**PEDIDO A**
Según el fragmento sobre Mariátegui, ¿qué dos coches dejó atrás el coche de Mariátegui?

**FRAGMENTO ELEGIDO**
---

He de seguir imaginándome
a Mariátegui en su coche de paralítico, aquella tribuna rodante
que pudo ser la burla plástica de su vida, pero que fue el handicap
de su espíritu a una materia demasiado castigada —demasiado castigadora—
que iba anticipando, con avara celeridad, su desmoronamiento.
Mariátegui y su
coche —ese coche que remontó el Ande y viajó por todos los
caminos de América, batiendo records de kilometraje y velocidad.
Ese coche que dejó atrás el "Bolis" y el "Packard"
del gamonal y el tirano y ha de aparecerse todavía, entre las
nieblas de la sierra, como el carro de un nuevo profeta que dirá a
la América las verdades que cercenó su marcha.
¿Quién recogerá
la herencia de este coche que aprendió a transitar contra el tránsito,
en sentido opuesto al que apunta el índice manchado del déspota?

---

**DATOS PROPORCIONADOS**

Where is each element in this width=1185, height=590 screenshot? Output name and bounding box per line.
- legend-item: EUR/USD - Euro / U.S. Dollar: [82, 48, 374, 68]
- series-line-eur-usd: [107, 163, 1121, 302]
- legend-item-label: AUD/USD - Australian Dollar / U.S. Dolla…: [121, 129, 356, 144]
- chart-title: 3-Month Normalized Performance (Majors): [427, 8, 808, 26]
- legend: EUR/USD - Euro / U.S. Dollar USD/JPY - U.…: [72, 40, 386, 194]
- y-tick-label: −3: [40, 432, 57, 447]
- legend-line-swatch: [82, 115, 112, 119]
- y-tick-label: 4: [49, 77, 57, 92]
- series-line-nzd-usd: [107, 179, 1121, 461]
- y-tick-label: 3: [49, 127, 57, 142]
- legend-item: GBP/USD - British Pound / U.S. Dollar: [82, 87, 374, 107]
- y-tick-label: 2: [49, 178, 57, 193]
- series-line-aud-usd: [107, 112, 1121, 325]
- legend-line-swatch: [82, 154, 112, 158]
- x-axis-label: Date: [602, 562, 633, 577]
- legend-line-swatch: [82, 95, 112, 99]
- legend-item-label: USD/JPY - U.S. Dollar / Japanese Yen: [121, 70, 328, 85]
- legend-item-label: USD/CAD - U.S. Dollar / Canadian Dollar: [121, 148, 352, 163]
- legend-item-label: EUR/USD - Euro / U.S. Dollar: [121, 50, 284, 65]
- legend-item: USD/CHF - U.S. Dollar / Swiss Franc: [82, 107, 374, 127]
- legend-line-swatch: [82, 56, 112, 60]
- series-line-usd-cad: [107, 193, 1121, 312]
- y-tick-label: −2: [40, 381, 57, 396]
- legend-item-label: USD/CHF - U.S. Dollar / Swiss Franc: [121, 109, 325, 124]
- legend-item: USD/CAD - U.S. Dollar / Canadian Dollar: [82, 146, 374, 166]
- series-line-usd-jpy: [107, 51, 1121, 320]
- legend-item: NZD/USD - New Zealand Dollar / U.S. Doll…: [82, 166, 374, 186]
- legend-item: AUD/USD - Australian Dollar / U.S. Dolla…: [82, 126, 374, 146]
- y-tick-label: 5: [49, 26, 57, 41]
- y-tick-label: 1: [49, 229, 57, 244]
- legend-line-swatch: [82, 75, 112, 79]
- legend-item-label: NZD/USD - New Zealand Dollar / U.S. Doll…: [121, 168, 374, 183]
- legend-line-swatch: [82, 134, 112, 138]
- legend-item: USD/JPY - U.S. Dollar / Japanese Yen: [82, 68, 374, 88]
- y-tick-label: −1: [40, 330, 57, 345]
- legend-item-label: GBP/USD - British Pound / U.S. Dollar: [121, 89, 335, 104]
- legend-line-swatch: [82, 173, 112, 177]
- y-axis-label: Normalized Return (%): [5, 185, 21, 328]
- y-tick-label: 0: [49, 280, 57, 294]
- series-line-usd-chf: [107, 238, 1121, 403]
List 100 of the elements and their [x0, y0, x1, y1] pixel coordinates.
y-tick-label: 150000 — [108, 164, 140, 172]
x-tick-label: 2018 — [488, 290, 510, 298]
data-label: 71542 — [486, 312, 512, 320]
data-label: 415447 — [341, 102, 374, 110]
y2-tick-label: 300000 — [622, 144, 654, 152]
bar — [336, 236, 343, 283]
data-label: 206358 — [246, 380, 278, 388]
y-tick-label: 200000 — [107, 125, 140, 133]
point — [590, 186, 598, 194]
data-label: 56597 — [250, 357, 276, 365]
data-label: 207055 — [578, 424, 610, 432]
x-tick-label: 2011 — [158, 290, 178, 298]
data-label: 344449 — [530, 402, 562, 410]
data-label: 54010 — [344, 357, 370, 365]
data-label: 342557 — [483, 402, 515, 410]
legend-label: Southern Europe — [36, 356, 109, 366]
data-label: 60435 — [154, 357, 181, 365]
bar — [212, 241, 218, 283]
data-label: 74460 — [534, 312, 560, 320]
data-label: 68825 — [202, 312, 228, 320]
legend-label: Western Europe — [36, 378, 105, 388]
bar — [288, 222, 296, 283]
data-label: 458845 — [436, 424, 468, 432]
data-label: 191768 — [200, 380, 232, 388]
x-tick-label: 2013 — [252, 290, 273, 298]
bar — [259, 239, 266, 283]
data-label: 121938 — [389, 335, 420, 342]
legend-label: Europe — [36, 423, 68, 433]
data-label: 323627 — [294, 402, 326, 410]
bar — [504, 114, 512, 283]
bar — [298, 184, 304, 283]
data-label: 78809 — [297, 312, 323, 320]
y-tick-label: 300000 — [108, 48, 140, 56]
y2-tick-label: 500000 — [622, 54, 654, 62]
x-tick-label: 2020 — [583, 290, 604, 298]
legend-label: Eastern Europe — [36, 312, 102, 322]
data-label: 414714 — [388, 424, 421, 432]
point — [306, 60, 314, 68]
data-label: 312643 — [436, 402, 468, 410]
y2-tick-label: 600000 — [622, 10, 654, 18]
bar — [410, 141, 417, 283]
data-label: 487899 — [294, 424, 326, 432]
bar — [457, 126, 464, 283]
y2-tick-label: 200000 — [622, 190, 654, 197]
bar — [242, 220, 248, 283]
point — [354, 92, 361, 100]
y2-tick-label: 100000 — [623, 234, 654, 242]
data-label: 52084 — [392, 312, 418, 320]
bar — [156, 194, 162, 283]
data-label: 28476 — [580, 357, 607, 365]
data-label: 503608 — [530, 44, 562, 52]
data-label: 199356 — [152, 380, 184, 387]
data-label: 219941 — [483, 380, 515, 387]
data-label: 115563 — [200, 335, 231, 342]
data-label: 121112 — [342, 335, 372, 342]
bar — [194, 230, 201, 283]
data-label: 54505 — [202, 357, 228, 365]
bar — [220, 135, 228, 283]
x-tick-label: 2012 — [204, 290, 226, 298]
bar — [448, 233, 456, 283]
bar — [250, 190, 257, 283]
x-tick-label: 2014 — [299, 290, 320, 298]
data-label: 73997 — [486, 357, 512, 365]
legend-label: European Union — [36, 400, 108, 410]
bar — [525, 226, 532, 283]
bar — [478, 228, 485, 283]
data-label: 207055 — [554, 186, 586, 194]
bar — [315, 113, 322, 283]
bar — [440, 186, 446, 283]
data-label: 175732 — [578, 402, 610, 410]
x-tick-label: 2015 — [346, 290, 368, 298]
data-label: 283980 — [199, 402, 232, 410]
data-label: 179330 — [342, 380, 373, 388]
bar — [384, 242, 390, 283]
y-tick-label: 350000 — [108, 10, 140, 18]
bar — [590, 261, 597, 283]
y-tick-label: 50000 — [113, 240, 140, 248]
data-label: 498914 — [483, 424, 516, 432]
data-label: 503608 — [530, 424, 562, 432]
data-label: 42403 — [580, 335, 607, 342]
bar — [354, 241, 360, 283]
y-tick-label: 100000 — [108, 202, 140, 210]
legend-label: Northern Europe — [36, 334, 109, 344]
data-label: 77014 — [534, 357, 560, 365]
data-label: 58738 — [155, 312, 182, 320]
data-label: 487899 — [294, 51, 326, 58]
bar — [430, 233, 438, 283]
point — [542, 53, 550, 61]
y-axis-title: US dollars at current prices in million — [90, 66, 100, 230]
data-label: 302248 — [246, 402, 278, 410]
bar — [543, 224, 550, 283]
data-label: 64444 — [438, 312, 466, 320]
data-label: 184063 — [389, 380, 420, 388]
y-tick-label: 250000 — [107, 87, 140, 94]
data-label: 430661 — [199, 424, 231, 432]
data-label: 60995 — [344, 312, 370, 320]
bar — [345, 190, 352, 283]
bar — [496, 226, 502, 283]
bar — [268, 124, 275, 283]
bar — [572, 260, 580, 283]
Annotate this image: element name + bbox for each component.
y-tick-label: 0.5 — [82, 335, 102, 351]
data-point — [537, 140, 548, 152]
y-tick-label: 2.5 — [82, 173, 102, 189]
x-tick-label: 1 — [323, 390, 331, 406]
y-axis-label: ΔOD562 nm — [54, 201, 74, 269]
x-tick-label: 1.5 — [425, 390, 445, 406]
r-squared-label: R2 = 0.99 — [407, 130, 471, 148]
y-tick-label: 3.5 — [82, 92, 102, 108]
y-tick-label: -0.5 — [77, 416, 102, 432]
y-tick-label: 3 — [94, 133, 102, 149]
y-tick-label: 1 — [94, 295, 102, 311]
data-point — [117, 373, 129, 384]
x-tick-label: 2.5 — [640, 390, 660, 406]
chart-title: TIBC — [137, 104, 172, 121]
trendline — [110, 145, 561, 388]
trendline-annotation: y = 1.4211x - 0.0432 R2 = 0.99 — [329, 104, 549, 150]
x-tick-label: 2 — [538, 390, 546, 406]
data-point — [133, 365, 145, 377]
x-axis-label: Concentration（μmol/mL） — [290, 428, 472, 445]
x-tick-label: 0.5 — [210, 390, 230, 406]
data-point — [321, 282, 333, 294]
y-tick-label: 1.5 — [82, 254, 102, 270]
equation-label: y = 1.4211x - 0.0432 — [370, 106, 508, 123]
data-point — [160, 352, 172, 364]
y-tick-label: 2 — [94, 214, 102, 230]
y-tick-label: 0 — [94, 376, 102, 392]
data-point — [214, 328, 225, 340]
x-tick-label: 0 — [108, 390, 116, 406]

---

**PEDIDO B**
Presenta como lista numerada, sin líneas en blanco, la parte del listado que va desde su comienzo hasta la línea que contiene "- series-line-usd-cad: [107, 193, 1121, 312]", ambas incluidas.

**RESPUESTA COMPLETA A**
El "Bolis" y el "Packard".

**RESPUESTA COMPLETA B**
1. Where is each element in this width=1185, height=590 screenshot? Output name and bounding box per line.
2. - legend-item: EUR/USD - Euro / U.S. Dollar: [82, 48, 374, 68]
3. - series-line-eur-usd: [107, 163, 1121, 302]
4. - legend-item-label: AUD/USD - Australian Dollar / U.S. Dolla…: [121, 129, 356, 144]
5. - chart-title: 3-Month Normalized Performance (Majors): [427, 8, 808, 26]
6. - legend: EUR/USD - Euro / U.S. Dollar USD/JPY - U.…: [72, 40, 386, 194]
7. - y-tick-label: −3: [40, 432, 57, 447]
8. - legend-line-swatch: [82, 115, 112, 119]
9. - y-tick-label: 4: [49, 77, 57, 92]
10. - series-line-nzd-usd: [107, 179, 1121, 461]
11. - y-tick-label: 3: [49, 127, 57, 142]
12. - legend-item: GBP/USD - British Pound / U.S. Dollar: [82, 87, 374, 107]
13. - y-tick-label: 2: [49, 178, 57, 193]
14. - series-line-aud-usd: [107, 112, 1121, 325]
15. - legend-line-swatch: [82, 154, 112, 158]
16. - x-axis-label: Date: [602, 562, 633, 577]
17. - legend-line-swatch: [82, 95, 112, 99]
18. - legend-item-label: USD/JPY - U.S. Dollar / Japanese Yen: [121, 70, 328, 85]
19. - legend-item-label: USD/CAD - U.S. Dollar / Canadian Dollar: [121, 148, 352, 163]
20. - legend-item-label: EUR/USD - Euro / U.S. Dollar: [121, 50, 284, 65]
21. - legend-item: USD/CHF - U.S. Dollar / Swiss Franc: [82, 107, 374, 127]
22. - legend-line-swatch: [82, 56, 112, 60]
23. - series-line-usd-cad: [107, 193, 1121, 312]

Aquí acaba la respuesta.